— Start of DATA SUPPLIED —

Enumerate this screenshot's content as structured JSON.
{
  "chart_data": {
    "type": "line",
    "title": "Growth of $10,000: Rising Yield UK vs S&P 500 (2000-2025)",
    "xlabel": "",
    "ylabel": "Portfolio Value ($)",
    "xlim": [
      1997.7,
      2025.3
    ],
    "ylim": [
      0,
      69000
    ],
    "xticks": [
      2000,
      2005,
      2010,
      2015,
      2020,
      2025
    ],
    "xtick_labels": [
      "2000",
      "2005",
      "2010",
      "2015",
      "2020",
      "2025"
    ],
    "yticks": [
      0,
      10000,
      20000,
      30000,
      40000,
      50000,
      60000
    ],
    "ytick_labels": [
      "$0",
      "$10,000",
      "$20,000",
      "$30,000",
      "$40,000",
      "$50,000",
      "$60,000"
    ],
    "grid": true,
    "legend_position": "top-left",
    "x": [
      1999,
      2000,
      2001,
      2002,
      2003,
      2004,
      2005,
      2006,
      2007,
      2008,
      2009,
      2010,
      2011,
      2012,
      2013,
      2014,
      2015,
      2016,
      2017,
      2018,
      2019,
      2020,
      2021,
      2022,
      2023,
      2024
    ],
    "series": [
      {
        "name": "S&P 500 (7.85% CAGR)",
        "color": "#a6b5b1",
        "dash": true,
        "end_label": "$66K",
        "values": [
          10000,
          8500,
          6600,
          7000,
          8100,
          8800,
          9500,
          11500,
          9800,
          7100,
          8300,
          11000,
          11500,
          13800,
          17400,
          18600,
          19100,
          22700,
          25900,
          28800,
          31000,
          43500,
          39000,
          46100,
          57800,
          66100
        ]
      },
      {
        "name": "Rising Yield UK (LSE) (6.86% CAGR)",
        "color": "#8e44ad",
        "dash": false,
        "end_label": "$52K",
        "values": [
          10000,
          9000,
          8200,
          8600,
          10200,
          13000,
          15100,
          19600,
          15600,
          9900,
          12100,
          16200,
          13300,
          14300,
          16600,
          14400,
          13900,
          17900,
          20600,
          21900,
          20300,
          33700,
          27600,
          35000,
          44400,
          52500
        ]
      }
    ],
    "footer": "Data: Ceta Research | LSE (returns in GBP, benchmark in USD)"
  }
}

— End of DATA SUPPLIED —
— Start of DATA SUPPLIED —

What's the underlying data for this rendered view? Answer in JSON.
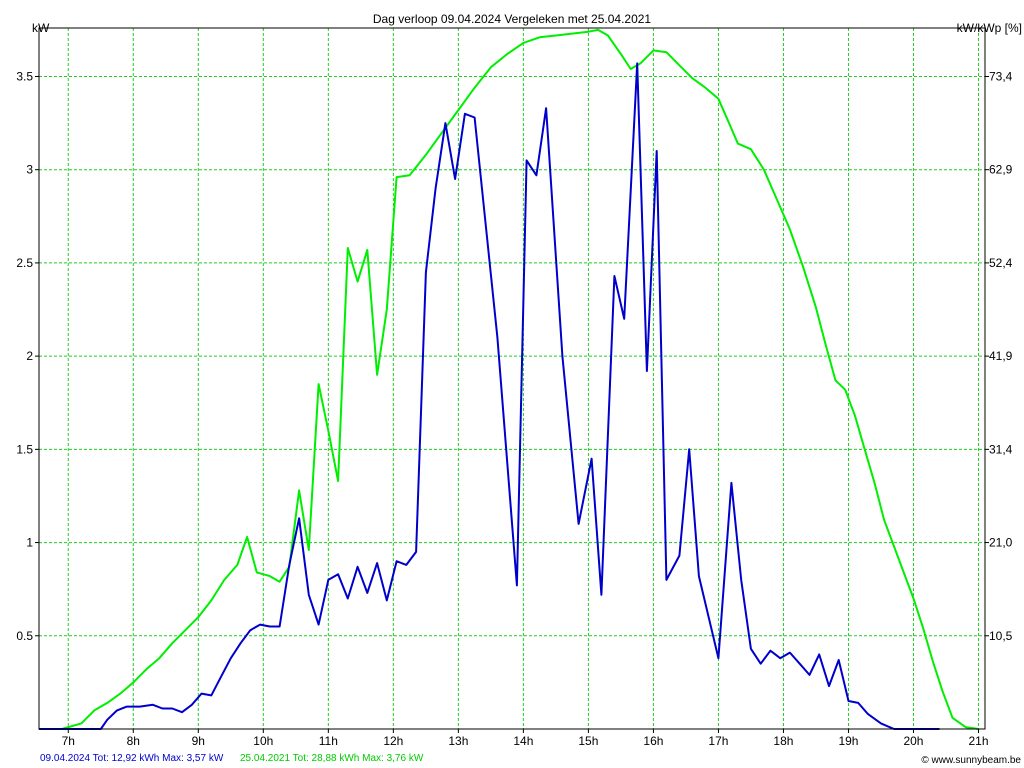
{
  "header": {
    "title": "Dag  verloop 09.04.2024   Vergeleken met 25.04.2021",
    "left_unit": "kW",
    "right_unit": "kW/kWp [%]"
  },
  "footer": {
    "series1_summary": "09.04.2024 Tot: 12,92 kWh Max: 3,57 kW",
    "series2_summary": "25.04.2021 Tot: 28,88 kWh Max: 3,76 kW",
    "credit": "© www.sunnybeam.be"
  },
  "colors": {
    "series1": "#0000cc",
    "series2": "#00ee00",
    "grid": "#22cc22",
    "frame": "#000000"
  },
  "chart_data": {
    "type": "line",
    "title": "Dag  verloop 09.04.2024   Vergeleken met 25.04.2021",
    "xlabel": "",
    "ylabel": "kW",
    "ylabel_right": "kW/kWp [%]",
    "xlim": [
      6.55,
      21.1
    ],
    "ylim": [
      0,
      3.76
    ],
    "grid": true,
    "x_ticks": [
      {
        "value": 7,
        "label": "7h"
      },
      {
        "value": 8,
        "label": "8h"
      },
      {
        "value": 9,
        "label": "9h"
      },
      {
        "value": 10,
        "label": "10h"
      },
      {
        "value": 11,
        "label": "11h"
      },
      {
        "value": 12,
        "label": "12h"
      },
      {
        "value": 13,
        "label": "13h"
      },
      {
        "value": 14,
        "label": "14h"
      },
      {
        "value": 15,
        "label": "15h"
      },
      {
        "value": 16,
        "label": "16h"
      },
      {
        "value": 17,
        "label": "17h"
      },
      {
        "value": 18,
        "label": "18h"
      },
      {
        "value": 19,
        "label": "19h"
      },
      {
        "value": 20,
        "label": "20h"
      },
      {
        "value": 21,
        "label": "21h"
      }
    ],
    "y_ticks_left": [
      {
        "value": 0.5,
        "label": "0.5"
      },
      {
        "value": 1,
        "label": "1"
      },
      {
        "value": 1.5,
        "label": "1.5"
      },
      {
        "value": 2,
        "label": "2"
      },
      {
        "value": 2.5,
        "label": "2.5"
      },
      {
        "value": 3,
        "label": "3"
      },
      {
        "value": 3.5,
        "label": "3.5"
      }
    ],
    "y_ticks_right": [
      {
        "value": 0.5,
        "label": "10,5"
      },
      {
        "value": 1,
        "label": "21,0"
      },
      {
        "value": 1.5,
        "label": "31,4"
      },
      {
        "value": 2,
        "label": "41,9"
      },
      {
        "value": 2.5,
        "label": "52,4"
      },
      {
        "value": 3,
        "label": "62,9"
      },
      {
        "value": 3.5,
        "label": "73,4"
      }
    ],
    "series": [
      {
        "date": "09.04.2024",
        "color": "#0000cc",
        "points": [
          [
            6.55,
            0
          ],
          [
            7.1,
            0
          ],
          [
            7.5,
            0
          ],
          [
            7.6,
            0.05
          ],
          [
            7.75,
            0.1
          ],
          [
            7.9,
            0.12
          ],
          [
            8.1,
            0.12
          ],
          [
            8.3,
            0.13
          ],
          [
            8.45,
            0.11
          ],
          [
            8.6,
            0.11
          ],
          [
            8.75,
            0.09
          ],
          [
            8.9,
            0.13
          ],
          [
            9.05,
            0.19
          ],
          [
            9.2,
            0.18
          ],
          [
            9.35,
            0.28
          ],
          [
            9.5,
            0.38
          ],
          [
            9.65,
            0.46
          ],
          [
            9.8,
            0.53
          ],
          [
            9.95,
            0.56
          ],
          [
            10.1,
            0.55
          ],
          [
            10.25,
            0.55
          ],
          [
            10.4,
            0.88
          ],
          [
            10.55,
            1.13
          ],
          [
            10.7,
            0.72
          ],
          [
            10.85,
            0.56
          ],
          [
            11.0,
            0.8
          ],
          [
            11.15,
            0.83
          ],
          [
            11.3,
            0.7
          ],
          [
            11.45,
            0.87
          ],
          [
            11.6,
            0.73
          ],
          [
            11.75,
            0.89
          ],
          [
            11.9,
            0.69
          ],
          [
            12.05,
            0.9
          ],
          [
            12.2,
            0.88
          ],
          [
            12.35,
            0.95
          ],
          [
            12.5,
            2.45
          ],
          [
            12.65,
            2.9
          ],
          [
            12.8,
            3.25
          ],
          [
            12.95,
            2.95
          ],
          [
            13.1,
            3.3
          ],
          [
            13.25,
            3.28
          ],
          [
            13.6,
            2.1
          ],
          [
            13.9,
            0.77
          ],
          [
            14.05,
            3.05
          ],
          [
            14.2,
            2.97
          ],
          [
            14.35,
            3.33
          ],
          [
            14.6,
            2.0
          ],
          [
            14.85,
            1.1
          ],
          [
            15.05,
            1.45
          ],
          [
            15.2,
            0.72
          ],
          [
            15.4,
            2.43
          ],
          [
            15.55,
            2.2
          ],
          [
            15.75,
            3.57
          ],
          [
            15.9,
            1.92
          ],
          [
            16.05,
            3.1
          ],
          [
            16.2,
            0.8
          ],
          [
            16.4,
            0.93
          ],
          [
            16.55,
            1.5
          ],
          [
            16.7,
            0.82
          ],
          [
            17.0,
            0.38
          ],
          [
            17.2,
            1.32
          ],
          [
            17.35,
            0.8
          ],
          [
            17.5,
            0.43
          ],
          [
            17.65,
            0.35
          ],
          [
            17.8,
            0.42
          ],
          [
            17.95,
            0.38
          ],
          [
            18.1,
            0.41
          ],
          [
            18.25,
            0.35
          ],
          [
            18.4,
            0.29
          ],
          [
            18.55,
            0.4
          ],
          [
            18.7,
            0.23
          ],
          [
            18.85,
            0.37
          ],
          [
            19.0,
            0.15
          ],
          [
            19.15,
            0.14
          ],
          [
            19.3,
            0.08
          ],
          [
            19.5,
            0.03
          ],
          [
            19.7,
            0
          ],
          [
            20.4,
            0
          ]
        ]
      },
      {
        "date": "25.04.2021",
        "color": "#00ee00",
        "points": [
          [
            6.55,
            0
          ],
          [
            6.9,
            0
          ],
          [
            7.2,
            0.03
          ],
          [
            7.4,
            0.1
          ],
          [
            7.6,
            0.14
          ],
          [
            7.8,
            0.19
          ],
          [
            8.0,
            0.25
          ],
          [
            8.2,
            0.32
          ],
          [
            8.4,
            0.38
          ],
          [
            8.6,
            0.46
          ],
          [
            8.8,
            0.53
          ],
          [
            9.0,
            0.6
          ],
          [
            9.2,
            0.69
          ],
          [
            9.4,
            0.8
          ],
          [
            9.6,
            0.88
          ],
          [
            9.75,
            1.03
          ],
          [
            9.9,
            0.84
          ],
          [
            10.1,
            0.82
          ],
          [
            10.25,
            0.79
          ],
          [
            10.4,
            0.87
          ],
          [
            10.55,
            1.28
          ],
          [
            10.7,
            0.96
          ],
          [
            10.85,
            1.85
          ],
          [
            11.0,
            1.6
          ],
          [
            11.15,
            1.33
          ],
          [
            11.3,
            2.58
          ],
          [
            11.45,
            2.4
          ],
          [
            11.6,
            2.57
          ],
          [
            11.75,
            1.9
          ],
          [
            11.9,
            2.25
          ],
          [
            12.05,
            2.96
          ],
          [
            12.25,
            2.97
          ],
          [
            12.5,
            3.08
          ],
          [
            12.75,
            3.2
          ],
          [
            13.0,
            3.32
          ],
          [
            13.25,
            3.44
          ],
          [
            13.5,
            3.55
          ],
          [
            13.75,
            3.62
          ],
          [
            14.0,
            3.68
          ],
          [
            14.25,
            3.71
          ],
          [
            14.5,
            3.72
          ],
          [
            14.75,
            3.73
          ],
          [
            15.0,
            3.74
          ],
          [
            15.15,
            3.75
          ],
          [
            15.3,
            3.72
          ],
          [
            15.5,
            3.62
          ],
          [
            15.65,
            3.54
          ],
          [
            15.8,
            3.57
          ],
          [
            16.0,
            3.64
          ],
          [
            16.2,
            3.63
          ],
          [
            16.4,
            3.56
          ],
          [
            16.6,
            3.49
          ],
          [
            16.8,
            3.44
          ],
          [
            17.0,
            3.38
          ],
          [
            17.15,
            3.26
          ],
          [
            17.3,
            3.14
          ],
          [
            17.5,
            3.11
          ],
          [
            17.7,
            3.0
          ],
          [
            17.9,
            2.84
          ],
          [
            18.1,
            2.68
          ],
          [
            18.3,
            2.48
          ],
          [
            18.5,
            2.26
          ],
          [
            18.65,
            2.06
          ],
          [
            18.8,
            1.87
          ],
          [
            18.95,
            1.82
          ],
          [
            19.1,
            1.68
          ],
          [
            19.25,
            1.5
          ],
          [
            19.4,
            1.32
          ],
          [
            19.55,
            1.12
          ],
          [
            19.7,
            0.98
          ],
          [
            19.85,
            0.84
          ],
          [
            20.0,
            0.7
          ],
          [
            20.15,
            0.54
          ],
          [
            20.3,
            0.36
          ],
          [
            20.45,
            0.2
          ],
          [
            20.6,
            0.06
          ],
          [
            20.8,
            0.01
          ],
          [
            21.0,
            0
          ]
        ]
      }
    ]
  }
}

— End of DATA SUPPLIED —

# [WHAT TO DO]
Only the number is wanted: count the lines of the records that hold the word "CAGR".

# [COMPLETE ANSWER]
2